(What is required) Copy the rows without any change, starting at the first row and ending at the row that contains "367, 159, 381]".

++++++++

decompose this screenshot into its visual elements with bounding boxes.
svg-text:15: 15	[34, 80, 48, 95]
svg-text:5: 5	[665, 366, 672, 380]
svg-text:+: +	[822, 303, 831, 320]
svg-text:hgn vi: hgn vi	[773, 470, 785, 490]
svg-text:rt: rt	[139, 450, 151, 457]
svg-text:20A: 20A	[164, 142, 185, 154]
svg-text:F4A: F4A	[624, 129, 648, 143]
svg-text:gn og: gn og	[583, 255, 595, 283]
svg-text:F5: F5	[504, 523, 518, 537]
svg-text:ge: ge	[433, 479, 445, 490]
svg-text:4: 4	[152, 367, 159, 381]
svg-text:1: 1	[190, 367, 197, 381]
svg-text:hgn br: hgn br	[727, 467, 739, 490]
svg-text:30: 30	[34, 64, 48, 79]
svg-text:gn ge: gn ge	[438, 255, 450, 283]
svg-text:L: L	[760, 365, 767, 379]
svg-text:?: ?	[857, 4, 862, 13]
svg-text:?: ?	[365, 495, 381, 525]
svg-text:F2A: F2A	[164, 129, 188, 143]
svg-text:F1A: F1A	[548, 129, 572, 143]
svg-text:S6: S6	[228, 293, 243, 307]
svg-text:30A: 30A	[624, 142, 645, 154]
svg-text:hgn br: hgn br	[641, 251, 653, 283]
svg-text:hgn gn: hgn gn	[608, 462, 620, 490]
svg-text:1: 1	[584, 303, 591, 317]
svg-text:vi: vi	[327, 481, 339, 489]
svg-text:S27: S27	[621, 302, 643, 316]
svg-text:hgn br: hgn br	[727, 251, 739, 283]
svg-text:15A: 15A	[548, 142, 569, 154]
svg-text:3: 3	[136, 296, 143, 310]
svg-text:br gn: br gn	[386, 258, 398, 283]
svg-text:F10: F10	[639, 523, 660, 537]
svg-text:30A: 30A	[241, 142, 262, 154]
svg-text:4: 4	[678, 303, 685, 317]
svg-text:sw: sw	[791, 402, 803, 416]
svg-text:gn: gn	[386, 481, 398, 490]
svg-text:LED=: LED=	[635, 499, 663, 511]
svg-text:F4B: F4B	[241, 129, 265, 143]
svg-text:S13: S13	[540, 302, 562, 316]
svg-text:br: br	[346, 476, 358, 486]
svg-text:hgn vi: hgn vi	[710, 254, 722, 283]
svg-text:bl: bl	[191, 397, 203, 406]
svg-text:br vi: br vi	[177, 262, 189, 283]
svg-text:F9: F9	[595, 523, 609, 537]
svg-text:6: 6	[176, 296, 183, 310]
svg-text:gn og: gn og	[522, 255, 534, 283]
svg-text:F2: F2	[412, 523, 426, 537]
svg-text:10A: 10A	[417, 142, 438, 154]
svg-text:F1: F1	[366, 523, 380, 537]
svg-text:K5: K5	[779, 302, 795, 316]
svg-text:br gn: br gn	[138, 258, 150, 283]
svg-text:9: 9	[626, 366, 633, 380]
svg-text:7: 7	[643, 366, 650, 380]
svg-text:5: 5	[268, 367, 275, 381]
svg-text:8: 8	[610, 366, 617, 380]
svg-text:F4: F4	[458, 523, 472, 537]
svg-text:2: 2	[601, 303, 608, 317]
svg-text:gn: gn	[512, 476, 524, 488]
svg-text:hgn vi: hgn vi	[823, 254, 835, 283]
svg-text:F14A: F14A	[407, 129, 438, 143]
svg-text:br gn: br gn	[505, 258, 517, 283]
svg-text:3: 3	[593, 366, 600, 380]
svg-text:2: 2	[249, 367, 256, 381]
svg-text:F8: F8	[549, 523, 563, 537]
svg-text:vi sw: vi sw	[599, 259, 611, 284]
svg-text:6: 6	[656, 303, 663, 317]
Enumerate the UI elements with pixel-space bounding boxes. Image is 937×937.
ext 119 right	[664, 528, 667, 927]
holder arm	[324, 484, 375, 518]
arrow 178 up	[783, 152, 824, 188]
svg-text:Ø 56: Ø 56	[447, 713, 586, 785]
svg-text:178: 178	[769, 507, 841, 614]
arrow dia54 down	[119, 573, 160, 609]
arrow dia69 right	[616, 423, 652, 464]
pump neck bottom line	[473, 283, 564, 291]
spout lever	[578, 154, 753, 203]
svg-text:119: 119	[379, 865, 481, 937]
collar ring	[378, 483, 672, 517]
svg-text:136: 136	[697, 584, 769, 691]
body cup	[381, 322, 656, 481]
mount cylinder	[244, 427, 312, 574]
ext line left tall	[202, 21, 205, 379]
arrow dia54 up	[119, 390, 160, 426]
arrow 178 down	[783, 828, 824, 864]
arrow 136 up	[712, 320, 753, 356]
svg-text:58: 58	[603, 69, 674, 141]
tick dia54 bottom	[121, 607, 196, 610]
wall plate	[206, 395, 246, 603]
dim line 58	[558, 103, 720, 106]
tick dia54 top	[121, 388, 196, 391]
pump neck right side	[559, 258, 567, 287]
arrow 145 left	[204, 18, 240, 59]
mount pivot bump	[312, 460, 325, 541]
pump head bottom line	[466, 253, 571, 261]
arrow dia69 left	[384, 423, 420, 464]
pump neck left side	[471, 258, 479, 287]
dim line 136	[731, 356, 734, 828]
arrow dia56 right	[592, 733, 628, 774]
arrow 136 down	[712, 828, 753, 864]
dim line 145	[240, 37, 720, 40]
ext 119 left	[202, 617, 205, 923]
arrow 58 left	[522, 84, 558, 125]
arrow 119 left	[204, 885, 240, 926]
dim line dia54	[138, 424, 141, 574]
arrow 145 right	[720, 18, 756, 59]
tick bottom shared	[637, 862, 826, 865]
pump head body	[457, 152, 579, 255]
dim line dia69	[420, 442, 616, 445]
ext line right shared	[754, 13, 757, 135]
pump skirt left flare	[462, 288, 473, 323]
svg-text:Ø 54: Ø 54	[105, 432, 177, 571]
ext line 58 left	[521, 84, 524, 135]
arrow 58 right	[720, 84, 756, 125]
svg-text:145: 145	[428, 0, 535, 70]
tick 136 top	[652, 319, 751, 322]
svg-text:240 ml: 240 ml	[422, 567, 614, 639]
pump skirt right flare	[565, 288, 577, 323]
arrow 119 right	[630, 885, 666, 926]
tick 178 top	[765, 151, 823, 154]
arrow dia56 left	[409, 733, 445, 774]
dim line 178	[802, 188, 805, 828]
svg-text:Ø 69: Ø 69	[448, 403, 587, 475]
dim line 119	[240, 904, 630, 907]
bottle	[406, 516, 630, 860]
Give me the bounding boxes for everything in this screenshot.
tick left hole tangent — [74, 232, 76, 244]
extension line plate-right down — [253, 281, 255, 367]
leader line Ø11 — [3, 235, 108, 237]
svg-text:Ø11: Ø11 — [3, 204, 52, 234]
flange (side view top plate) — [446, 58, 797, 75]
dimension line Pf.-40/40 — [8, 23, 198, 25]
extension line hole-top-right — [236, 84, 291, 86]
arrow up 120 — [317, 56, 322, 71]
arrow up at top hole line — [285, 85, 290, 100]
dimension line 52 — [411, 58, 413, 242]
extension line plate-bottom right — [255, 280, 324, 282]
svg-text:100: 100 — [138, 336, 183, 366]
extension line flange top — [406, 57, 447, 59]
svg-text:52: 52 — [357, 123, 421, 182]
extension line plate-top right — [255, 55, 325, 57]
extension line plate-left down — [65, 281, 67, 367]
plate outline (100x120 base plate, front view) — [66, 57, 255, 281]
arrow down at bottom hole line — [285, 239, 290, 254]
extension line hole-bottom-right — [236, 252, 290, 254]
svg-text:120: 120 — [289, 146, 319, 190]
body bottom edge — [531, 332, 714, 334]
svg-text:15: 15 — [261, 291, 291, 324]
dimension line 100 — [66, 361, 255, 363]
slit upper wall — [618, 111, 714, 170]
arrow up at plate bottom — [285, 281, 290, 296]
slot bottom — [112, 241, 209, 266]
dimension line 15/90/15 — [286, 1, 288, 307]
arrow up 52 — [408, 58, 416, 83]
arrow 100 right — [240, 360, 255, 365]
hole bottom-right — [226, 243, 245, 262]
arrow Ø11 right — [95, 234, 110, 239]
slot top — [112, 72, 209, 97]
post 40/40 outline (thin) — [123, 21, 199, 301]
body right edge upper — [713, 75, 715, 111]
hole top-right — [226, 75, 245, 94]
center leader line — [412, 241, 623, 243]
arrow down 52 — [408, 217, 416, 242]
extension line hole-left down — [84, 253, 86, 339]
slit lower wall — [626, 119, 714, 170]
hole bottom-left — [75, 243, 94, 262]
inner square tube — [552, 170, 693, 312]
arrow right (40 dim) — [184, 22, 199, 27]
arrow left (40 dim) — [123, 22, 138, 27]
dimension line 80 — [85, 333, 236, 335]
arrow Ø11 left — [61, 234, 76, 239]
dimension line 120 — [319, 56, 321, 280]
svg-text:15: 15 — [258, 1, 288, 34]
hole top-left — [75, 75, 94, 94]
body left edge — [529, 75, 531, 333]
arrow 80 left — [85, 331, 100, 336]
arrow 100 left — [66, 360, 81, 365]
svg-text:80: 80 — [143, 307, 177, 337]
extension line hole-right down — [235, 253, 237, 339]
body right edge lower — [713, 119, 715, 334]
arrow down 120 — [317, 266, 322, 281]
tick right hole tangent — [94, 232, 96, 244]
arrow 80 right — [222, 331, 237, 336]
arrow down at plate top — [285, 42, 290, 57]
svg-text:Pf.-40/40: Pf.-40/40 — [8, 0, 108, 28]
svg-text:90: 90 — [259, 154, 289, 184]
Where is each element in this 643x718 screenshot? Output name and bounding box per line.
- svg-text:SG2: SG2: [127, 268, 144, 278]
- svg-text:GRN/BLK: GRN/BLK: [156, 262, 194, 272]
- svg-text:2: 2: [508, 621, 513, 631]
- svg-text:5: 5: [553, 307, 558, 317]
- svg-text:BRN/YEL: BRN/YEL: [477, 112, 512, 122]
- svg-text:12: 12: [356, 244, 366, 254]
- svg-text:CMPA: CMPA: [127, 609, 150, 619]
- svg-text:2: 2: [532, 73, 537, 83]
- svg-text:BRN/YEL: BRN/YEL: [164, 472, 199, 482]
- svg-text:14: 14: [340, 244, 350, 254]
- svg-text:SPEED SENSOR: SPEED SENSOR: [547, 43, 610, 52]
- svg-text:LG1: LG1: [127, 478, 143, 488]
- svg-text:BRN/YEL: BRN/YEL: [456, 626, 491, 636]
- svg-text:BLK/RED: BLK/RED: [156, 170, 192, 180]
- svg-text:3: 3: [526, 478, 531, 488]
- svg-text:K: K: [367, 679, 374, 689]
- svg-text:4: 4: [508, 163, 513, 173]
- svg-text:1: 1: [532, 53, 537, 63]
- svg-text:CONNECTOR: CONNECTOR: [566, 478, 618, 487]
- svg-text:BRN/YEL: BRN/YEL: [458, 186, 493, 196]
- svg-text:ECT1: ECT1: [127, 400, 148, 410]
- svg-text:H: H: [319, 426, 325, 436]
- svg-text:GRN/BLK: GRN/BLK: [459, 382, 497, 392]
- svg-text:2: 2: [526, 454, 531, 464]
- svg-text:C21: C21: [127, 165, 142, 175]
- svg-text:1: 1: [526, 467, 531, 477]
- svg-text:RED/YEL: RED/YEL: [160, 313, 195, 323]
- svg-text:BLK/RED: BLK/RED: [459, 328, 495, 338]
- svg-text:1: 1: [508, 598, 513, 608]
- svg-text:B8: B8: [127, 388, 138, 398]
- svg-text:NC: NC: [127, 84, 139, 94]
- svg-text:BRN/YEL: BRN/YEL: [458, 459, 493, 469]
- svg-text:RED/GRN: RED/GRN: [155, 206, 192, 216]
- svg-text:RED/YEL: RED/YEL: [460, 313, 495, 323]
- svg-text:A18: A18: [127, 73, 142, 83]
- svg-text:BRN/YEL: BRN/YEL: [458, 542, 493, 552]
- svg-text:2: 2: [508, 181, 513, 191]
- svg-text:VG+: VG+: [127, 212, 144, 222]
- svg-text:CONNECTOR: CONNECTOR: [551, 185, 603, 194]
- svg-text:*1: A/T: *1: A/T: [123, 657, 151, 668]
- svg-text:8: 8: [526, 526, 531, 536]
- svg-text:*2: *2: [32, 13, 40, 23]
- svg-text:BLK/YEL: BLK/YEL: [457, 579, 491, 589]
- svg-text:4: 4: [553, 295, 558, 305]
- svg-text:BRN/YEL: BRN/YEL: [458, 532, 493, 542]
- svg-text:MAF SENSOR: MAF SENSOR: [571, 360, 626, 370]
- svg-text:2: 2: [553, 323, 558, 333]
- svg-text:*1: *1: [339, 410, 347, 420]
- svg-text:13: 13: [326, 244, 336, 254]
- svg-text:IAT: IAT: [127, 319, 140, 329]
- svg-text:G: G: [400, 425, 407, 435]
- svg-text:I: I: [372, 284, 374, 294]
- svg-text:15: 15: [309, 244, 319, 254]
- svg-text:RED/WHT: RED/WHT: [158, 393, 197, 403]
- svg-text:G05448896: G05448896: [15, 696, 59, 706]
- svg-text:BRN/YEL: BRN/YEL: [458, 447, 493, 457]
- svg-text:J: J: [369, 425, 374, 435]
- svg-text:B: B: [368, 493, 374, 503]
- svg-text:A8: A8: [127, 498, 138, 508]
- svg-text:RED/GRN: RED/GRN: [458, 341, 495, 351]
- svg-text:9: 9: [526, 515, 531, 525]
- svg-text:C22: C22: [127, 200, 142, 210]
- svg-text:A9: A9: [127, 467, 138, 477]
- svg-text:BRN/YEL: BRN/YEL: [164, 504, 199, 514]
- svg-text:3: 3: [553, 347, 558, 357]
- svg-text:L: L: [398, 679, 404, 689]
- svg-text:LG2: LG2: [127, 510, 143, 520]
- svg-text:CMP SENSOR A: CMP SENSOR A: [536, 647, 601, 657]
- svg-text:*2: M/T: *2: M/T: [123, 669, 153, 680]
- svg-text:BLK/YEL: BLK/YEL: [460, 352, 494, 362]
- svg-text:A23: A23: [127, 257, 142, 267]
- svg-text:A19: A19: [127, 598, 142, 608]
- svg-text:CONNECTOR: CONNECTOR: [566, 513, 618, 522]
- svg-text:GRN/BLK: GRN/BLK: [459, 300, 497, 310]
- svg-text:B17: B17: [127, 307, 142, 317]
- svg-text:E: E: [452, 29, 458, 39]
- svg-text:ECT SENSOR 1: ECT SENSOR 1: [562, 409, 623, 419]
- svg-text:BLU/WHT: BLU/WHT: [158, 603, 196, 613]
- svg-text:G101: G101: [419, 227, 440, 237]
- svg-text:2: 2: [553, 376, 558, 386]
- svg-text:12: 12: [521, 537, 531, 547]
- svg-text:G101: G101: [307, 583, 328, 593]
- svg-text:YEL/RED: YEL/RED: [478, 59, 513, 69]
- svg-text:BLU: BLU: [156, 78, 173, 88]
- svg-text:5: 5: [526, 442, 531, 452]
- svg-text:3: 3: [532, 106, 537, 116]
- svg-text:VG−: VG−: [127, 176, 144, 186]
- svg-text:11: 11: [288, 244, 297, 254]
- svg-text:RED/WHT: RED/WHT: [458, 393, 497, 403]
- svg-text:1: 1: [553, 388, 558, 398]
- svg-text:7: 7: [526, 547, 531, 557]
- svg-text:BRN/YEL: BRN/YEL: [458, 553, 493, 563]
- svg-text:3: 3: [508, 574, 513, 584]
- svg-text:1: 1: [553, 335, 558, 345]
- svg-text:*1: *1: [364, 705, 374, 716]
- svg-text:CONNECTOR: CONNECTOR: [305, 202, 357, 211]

++++++++

(Full answer)
decompose this screenshot into its visual elements with bounding boxes.
svg-text:15: 15	[34, 80, 48, 95]
svg-text:5: 5	[665, 366, 672, 380]
svg-text:+: +	[822, 303, 831, 320]
svg-text:hgn vi: hgn vi	[773, 470, 785, 490]
svg-text:rt: rt	[139, 450, 151, 457]
svg-text:20A: 20A	[164, 142, 185, 154]
svg-text:F4A: F4A	[624, 129, 648, 143]
svg-text:gn og: gn og	[583, 255, 595, 283]
svg-text:F5: F5	[504, 523, 518, 537]
svg-text:ge: ge	[433, 479, 445, 490]
svg-text:4: 4	[152, 367, 159, 381]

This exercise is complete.